Figure dataset records
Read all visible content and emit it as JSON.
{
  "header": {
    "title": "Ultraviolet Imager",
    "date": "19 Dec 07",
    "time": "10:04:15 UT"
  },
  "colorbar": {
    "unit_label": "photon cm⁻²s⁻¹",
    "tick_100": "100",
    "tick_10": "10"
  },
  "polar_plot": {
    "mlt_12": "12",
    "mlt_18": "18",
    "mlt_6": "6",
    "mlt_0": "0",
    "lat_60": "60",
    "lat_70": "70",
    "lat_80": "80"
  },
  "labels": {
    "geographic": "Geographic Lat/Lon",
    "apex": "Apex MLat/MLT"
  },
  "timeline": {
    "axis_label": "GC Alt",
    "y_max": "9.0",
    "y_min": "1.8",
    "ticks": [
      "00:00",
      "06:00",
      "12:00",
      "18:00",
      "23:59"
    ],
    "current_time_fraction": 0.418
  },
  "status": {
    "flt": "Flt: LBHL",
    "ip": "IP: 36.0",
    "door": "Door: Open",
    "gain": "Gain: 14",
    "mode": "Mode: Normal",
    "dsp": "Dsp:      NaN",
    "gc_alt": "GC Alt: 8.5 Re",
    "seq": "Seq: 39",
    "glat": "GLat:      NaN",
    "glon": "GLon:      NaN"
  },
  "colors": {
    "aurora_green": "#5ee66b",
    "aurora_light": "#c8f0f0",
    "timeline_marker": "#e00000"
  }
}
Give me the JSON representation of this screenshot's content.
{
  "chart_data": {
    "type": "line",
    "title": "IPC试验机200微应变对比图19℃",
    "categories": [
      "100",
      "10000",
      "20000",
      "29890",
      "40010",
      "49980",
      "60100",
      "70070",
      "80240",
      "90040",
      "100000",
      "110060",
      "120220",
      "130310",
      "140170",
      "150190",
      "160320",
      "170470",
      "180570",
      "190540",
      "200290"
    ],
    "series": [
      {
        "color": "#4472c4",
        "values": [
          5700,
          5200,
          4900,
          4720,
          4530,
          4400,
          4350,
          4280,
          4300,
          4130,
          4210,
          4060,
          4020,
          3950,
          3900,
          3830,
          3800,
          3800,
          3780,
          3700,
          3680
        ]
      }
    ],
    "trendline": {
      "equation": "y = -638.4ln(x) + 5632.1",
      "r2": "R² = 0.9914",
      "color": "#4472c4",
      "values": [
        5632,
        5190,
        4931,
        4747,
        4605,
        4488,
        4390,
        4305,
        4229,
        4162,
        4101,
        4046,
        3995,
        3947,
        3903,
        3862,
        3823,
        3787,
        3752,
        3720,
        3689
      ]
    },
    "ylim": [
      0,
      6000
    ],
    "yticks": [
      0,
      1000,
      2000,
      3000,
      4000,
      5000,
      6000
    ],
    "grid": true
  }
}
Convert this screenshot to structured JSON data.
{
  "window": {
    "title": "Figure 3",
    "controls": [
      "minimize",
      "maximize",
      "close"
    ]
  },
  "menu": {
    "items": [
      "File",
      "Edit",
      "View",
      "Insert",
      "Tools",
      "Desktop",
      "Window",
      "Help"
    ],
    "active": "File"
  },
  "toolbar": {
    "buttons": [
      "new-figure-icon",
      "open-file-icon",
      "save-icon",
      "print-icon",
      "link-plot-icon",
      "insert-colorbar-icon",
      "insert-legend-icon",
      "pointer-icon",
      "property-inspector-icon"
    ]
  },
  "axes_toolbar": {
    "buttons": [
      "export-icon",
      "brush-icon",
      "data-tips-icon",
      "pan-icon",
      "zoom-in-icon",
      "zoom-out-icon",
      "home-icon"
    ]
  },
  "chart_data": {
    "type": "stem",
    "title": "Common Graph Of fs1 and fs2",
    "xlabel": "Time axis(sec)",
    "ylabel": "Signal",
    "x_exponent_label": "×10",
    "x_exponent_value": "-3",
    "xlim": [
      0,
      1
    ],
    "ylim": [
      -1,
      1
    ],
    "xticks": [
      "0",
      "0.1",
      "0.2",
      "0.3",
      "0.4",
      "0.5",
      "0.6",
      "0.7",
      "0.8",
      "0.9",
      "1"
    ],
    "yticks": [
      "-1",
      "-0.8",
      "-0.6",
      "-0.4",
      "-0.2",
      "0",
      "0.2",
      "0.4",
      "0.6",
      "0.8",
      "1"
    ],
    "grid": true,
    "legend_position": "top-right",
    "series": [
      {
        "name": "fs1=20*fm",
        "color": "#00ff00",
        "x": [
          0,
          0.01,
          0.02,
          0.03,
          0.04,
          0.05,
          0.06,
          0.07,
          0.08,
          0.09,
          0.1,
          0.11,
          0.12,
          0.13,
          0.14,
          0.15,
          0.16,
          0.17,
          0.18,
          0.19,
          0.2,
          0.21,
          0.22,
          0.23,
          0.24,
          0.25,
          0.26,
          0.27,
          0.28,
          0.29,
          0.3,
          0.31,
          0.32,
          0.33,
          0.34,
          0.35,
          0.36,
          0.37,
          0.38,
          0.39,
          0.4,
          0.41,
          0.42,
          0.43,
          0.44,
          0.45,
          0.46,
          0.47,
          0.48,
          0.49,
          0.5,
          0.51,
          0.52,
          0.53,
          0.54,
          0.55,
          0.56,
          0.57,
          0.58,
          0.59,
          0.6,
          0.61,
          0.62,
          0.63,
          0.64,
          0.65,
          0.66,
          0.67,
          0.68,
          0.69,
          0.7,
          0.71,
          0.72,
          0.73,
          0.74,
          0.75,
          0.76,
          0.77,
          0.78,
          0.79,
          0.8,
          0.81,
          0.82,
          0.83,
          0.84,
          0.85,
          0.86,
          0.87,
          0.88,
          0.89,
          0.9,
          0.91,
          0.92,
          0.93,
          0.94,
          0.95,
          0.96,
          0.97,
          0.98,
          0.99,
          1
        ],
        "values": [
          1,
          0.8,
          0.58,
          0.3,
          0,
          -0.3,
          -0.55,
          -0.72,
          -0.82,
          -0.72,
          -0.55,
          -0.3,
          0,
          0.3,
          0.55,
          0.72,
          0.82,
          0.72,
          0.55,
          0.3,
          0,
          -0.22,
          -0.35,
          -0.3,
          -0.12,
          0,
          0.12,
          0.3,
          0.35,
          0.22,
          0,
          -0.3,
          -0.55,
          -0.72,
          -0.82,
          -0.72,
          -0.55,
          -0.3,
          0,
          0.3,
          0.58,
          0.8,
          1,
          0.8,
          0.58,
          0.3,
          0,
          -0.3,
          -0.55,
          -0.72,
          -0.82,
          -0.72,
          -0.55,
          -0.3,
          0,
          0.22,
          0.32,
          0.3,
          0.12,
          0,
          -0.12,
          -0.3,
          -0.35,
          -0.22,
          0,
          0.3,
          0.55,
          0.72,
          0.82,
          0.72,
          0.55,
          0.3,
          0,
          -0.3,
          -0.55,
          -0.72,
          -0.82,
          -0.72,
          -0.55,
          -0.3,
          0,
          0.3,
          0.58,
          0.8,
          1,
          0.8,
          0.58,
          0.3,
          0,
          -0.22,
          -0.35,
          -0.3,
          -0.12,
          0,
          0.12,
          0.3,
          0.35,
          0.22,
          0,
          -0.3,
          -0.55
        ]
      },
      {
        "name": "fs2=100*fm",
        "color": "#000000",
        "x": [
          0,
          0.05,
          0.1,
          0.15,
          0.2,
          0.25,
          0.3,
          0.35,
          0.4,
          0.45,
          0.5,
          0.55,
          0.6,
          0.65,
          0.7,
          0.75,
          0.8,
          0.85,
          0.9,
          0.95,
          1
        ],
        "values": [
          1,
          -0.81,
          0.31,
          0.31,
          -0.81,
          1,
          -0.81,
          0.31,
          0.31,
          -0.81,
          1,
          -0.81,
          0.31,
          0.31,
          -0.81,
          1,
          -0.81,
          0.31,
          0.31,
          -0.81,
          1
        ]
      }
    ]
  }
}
==
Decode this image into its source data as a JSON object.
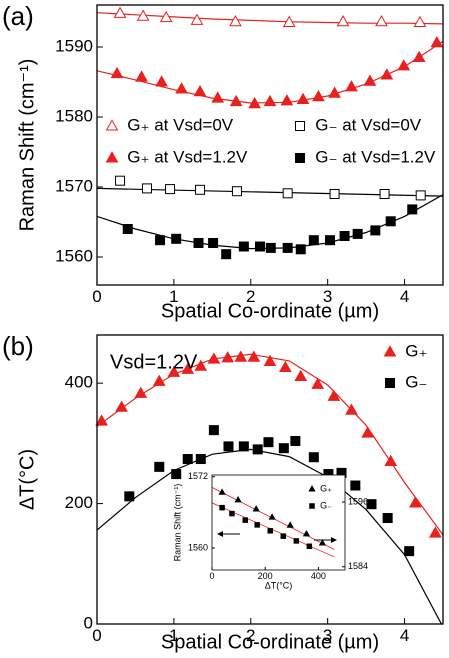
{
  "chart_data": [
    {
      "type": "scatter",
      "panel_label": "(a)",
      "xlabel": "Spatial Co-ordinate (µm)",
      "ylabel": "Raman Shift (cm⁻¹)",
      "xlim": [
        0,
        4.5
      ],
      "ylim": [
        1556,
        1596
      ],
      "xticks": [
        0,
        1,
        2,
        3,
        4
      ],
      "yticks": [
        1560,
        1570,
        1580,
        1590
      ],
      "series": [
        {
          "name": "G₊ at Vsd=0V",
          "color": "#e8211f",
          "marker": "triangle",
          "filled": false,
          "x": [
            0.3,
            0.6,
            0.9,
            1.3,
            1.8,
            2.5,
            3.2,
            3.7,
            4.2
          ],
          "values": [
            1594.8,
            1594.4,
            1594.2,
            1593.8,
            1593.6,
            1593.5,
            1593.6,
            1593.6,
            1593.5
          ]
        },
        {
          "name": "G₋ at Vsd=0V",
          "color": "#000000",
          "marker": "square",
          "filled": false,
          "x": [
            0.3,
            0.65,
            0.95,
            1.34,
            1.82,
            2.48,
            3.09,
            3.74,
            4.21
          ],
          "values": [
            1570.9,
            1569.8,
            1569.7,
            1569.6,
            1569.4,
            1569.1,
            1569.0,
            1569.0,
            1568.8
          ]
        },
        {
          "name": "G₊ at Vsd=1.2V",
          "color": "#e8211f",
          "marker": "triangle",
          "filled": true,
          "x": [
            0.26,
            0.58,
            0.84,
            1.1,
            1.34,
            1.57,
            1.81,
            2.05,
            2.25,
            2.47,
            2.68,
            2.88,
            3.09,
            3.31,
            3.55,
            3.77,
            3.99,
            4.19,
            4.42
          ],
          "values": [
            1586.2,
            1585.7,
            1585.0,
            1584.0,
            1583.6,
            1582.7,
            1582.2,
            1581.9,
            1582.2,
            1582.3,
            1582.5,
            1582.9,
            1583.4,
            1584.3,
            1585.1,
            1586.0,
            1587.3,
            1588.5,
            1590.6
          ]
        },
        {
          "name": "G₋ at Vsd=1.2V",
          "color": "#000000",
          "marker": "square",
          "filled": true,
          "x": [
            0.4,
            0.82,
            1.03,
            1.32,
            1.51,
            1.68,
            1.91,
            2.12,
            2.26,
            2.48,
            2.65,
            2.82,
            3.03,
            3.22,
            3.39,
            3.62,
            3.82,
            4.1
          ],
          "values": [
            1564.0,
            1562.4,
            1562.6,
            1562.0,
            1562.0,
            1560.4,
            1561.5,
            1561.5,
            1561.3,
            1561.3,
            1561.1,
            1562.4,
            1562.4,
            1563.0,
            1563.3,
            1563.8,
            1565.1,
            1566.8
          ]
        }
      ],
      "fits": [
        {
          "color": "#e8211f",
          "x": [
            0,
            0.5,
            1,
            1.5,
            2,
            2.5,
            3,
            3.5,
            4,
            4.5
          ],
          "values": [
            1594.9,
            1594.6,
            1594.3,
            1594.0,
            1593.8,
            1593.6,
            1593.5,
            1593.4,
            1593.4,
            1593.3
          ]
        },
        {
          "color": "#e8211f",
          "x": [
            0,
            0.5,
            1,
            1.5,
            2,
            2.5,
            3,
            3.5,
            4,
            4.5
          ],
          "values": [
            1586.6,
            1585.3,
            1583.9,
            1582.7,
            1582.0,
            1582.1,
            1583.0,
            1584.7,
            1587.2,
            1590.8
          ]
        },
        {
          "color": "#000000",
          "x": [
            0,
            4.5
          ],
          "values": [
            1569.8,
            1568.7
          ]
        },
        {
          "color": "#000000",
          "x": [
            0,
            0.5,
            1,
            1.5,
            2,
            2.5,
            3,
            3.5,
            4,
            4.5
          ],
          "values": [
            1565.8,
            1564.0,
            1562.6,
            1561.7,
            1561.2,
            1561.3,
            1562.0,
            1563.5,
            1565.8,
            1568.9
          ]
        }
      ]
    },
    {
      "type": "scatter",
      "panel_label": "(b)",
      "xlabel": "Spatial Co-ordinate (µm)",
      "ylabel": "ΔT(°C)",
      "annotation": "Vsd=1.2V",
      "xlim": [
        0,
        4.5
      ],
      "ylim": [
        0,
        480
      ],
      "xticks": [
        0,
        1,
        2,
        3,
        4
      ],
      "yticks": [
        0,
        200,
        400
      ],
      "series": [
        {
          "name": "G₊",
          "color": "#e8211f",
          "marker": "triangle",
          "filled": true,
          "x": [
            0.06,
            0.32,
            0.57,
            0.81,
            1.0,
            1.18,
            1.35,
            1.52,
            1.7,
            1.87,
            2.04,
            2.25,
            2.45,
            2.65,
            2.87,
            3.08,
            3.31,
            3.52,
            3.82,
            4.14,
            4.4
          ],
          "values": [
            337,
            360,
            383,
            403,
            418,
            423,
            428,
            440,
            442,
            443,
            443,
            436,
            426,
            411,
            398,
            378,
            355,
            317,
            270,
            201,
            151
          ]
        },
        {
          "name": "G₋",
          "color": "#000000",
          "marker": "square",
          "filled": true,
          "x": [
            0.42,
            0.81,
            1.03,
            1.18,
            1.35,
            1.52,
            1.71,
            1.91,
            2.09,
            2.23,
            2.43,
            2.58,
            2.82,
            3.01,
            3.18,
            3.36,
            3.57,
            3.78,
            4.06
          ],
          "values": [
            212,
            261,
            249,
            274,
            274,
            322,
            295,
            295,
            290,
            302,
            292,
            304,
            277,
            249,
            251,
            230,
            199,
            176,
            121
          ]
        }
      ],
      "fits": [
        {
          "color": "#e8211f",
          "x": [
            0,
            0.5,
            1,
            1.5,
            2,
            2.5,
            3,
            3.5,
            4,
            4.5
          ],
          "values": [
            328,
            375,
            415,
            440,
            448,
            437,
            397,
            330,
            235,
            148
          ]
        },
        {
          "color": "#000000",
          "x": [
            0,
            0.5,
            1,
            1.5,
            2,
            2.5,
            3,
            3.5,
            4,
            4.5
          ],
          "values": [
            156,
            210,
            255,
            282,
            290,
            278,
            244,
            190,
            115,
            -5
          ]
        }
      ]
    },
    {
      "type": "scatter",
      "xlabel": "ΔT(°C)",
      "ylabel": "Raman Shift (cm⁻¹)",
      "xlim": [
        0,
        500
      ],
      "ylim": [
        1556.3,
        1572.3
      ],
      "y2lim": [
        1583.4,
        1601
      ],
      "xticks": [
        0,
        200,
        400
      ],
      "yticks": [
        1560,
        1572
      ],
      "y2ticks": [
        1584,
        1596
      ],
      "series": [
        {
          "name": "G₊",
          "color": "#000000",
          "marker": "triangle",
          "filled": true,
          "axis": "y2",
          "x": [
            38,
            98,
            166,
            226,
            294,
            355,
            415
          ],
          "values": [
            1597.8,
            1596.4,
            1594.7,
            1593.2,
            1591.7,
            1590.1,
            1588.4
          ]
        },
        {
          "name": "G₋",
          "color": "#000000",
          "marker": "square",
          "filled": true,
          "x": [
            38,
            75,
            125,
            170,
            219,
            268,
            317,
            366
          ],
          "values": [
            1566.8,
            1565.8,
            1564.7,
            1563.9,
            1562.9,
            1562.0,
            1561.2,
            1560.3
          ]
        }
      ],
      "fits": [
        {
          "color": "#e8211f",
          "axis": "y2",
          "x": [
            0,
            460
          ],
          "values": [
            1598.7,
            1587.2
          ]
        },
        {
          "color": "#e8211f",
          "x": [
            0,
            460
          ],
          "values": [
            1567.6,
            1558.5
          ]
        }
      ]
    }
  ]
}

#### [Set problem]
Isolate the lines that hold the word "name" and copy all of them.

#### [Result of the exercise]
        "name": "fs1=20*fm",
        "name": "fs2=100*fm",
          "name": "G₊ at Vsd=0V",
          "name": "G₋ at Vsd=0V",
          "name": "G₊ at Vsd=1.2V",
          "name": "G₋ at Vsd=1.2V",
          "name": "G₊",
          "name": "G₋",
          "name": "G₊",
          "name": "G₋",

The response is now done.